====== GIVEN DATA ======
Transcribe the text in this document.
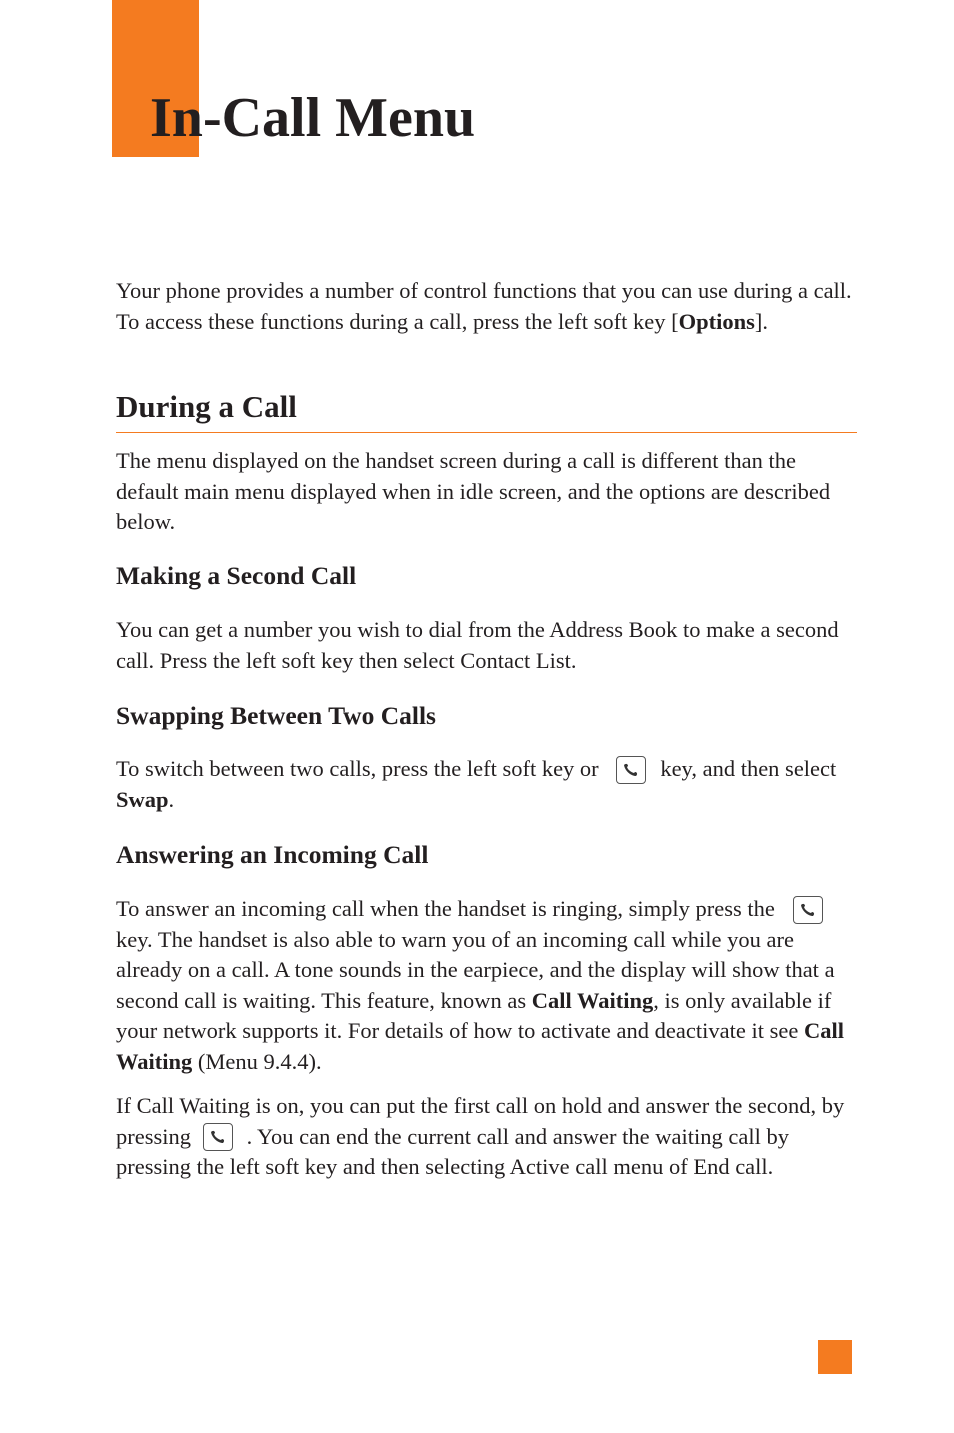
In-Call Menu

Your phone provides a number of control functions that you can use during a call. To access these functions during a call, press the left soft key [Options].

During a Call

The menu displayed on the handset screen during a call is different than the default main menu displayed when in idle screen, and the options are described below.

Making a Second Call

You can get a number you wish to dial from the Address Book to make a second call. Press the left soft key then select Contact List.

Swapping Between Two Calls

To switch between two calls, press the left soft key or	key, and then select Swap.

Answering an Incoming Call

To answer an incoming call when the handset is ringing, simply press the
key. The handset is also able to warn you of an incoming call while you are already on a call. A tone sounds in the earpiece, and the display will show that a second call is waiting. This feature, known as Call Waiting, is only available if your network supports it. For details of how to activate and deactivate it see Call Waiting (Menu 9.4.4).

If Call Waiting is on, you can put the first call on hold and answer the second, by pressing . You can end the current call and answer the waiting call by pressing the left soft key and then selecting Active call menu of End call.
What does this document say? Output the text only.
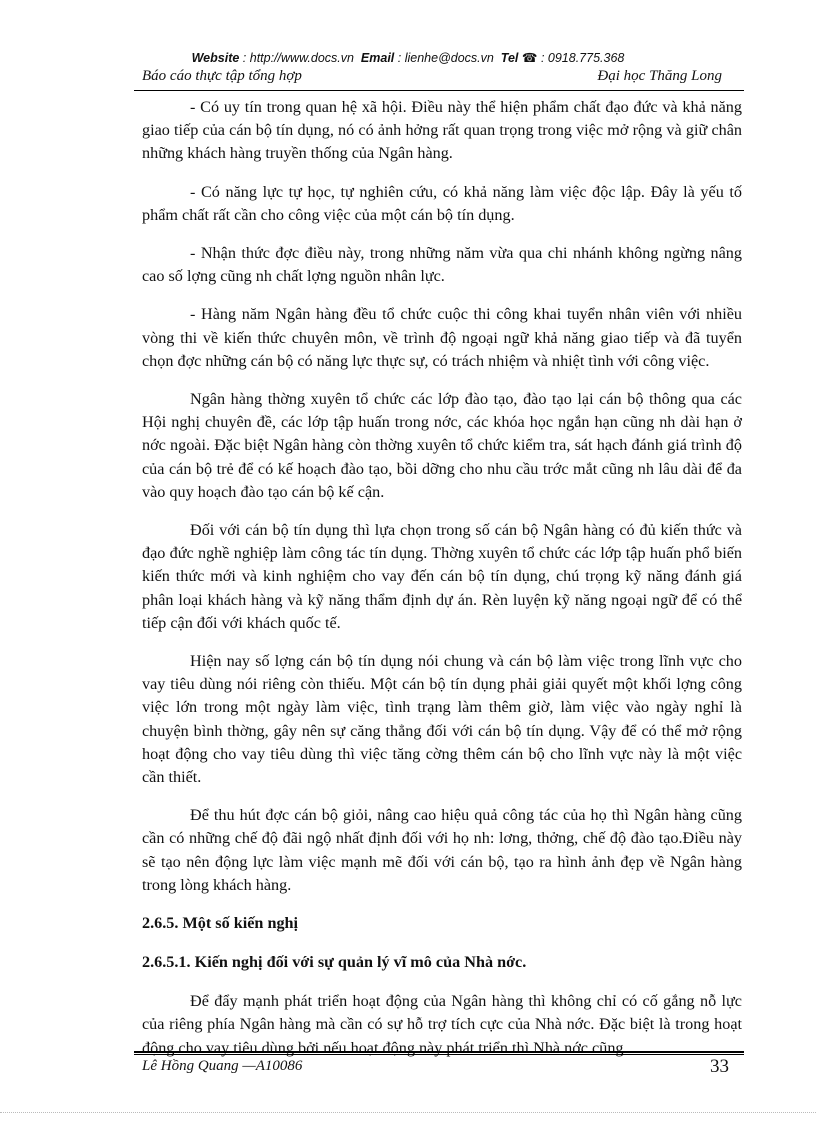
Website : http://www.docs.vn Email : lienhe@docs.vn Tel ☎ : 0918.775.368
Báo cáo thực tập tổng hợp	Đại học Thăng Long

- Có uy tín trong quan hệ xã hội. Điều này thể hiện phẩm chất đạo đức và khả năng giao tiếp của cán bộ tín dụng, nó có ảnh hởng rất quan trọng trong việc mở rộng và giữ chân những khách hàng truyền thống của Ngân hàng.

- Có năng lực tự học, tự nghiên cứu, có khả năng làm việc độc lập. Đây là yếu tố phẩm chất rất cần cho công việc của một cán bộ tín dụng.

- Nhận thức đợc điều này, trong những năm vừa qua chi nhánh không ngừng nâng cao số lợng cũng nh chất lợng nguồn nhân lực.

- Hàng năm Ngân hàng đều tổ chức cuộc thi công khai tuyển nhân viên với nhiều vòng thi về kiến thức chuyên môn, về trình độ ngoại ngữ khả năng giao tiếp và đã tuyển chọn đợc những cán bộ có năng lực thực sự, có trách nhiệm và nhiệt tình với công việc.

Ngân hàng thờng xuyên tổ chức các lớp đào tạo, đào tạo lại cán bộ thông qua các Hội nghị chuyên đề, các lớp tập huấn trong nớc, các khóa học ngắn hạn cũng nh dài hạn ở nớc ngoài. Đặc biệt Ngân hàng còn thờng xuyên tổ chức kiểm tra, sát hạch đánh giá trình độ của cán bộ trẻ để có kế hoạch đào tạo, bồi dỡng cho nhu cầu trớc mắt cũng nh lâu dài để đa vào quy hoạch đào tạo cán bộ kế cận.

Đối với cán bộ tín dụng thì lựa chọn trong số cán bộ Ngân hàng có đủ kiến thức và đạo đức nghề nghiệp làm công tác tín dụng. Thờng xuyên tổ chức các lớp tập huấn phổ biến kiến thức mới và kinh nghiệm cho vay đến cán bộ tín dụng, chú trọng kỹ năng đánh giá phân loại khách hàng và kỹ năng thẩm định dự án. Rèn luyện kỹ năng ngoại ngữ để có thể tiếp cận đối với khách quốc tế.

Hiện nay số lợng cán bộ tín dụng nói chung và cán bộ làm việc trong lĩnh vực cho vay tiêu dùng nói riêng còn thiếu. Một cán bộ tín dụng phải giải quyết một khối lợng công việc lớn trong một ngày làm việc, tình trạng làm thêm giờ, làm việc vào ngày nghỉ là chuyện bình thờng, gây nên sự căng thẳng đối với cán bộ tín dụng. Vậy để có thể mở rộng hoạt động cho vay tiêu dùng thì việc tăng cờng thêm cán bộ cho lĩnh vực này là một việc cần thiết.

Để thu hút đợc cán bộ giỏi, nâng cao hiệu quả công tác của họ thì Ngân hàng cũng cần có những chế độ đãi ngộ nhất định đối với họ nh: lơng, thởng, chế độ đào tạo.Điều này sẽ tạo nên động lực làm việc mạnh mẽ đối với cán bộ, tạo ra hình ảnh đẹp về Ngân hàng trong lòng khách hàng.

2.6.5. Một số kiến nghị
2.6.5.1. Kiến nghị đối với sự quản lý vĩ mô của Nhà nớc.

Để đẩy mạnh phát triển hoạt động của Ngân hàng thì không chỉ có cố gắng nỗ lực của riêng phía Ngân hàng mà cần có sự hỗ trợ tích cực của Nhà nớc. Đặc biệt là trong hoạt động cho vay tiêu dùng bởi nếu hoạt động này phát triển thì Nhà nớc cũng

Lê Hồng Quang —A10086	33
======
====== GIVEN DATA ======
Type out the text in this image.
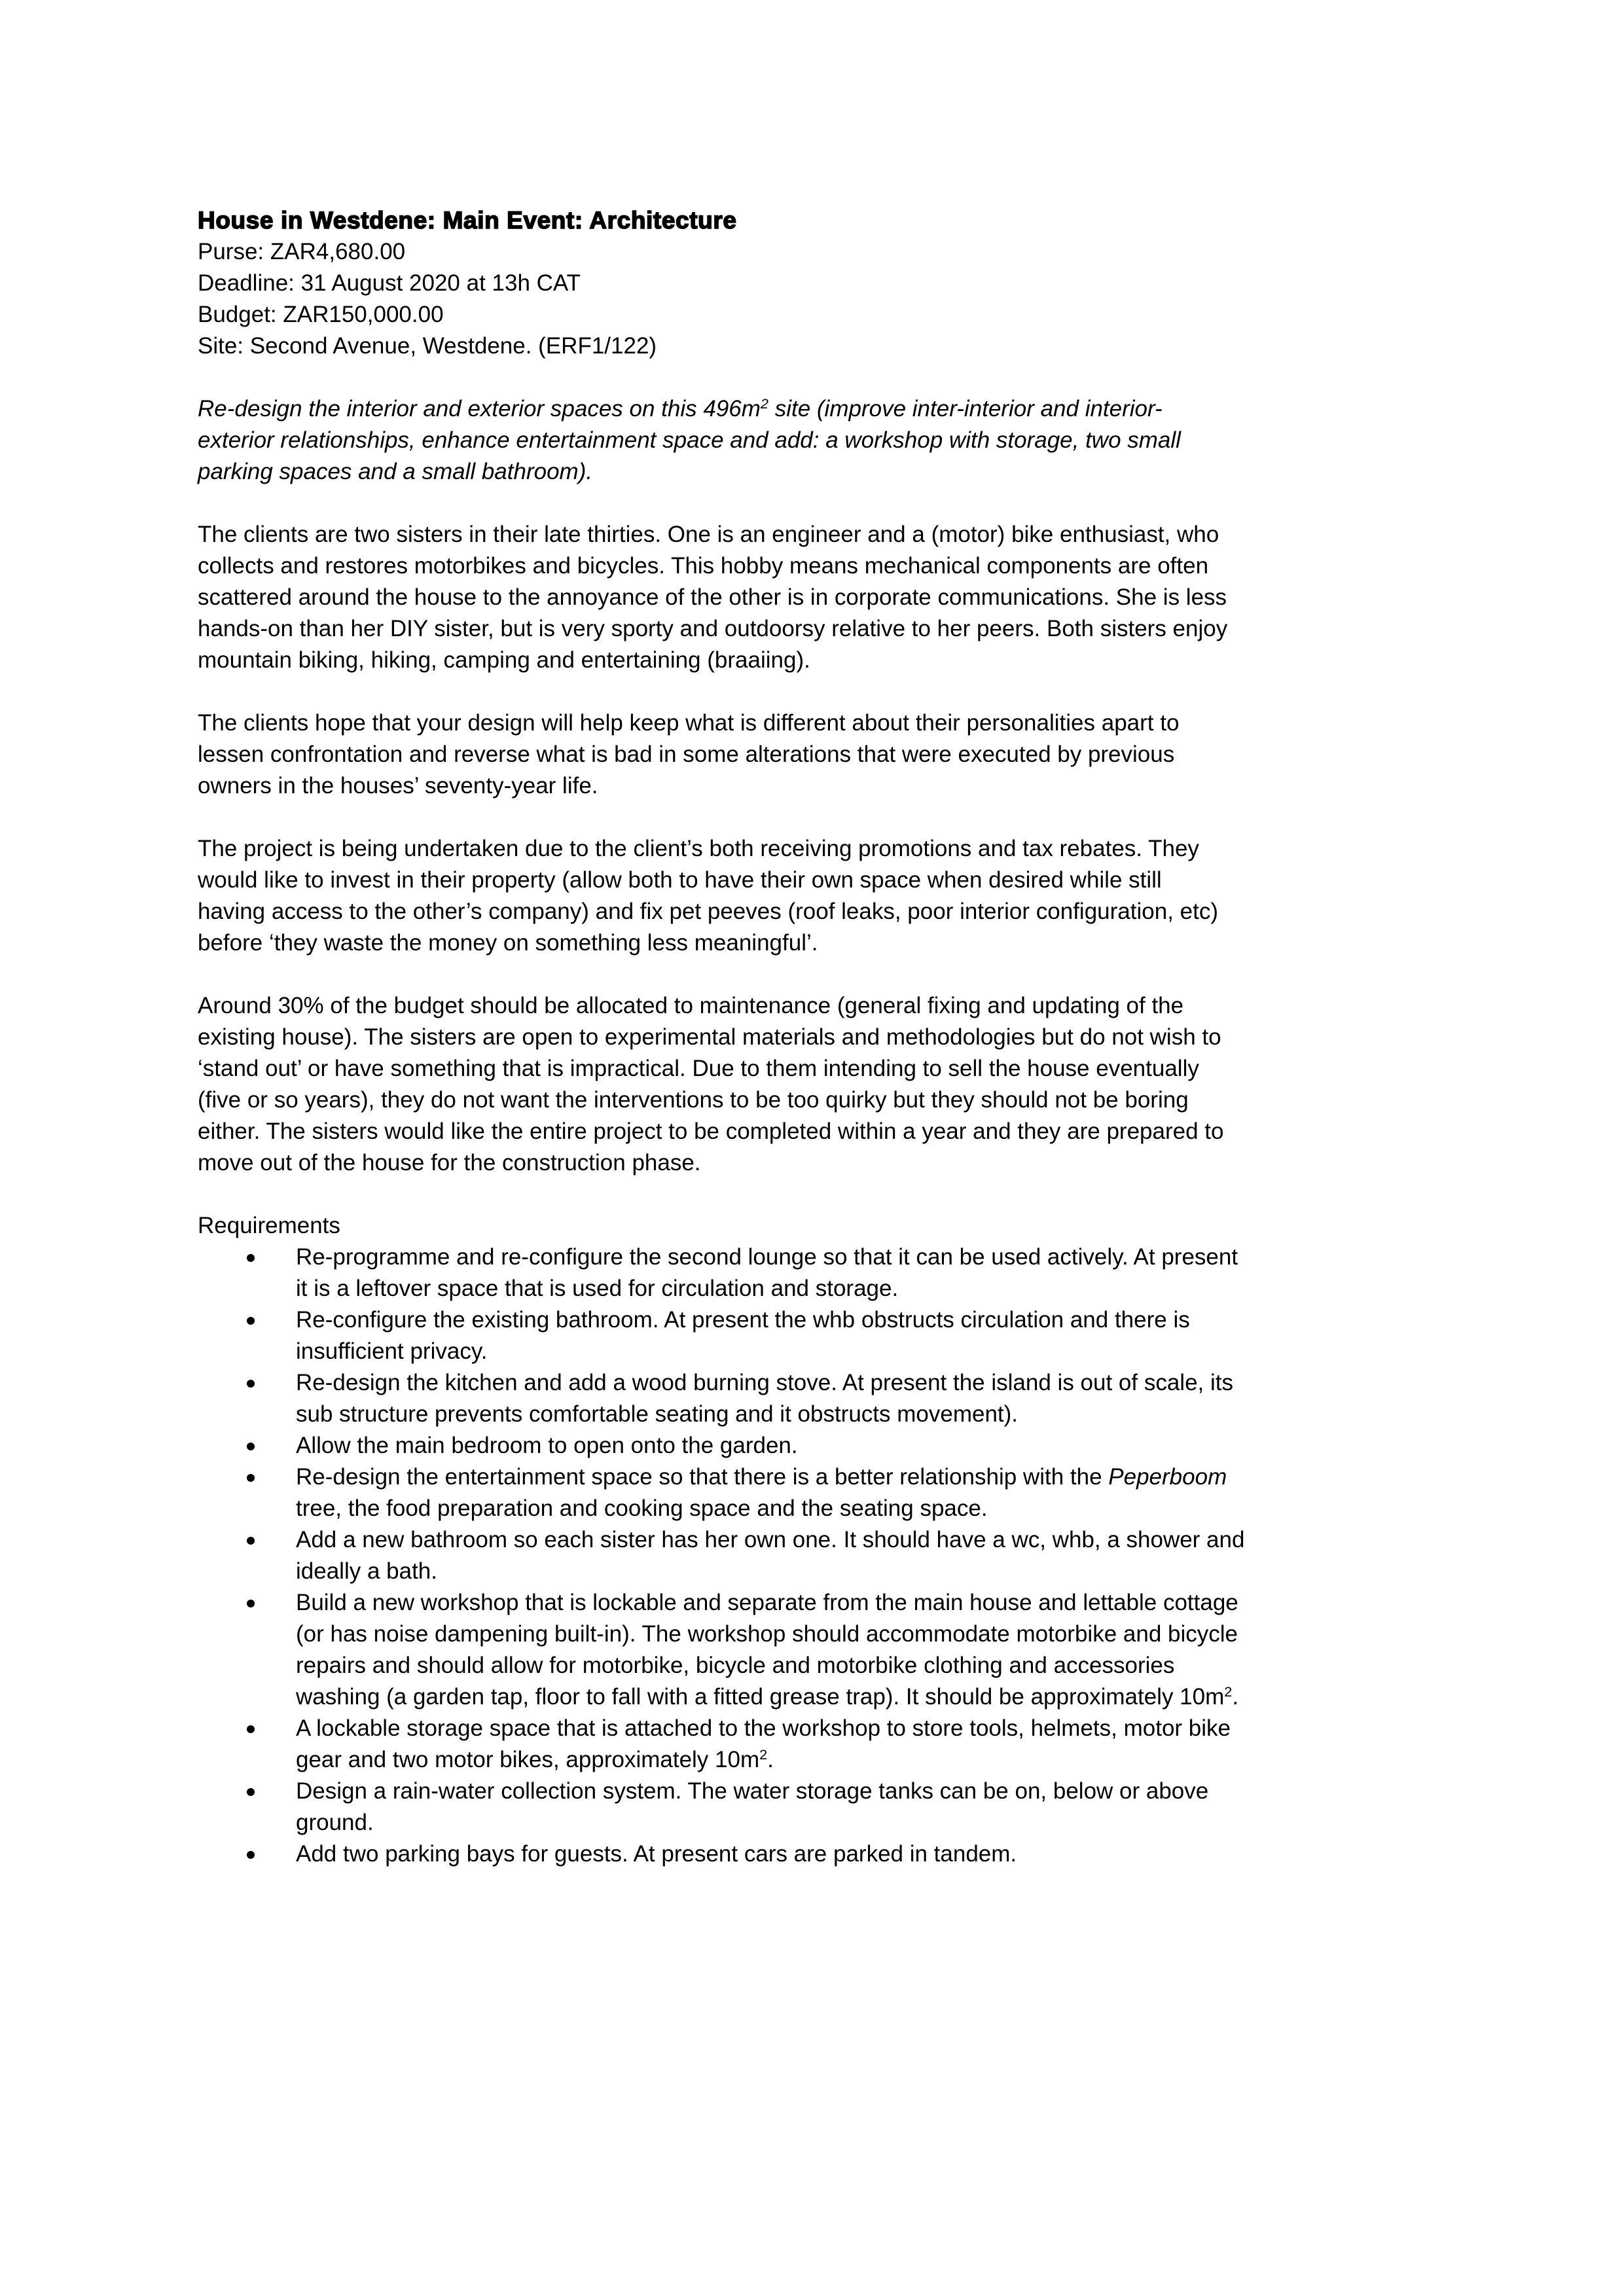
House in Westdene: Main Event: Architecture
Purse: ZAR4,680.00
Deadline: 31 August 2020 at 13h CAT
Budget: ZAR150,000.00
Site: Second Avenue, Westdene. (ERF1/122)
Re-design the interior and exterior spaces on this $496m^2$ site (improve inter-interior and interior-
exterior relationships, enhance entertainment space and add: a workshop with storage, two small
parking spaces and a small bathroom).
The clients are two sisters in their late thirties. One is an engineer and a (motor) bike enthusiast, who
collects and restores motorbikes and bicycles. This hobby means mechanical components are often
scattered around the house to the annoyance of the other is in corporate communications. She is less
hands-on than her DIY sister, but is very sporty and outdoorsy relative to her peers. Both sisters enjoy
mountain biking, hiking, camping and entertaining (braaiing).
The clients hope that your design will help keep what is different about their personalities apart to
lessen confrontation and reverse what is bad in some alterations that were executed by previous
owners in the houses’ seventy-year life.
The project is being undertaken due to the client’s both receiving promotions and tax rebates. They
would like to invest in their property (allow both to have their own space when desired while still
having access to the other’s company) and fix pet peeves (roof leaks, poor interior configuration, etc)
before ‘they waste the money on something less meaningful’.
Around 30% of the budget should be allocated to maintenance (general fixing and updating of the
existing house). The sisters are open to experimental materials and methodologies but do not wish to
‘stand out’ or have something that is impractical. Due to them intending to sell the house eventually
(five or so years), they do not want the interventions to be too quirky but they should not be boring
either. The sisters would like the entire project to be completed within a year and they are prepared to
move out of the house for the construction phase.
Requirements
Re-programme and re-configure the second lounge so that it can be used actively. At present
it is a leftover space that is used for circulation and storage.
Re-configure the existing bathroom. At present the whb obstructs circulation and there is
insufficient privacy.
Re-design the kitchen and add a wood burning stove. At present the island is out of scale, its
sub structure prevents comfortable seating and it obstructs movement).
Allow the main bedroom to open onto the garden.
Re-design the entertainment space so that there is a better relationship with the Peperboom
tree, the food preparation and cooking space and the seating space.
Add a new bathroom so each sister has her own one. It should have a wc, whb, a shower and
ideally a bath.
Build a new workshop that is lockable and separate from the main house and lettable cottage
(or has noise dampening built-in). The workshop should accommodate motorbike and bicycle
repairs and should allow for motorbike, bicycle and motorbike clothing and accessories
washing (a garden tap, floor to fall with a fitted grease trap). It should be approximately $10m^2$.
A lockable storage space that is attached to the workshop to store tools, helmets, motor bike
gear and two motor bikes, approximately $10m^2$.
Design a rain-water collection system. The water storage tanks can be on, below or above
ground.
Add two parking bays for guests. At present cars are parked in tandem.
======
WHAT YOU WILL DO: List all lines above in which the string "project" appears.

OUTPUT OF THE TASK:
The project is being undertaken due to the client’s both receiving promotions and tax rebates. They
either. The sisters would like the entire project to be completed within a year and they are prepared to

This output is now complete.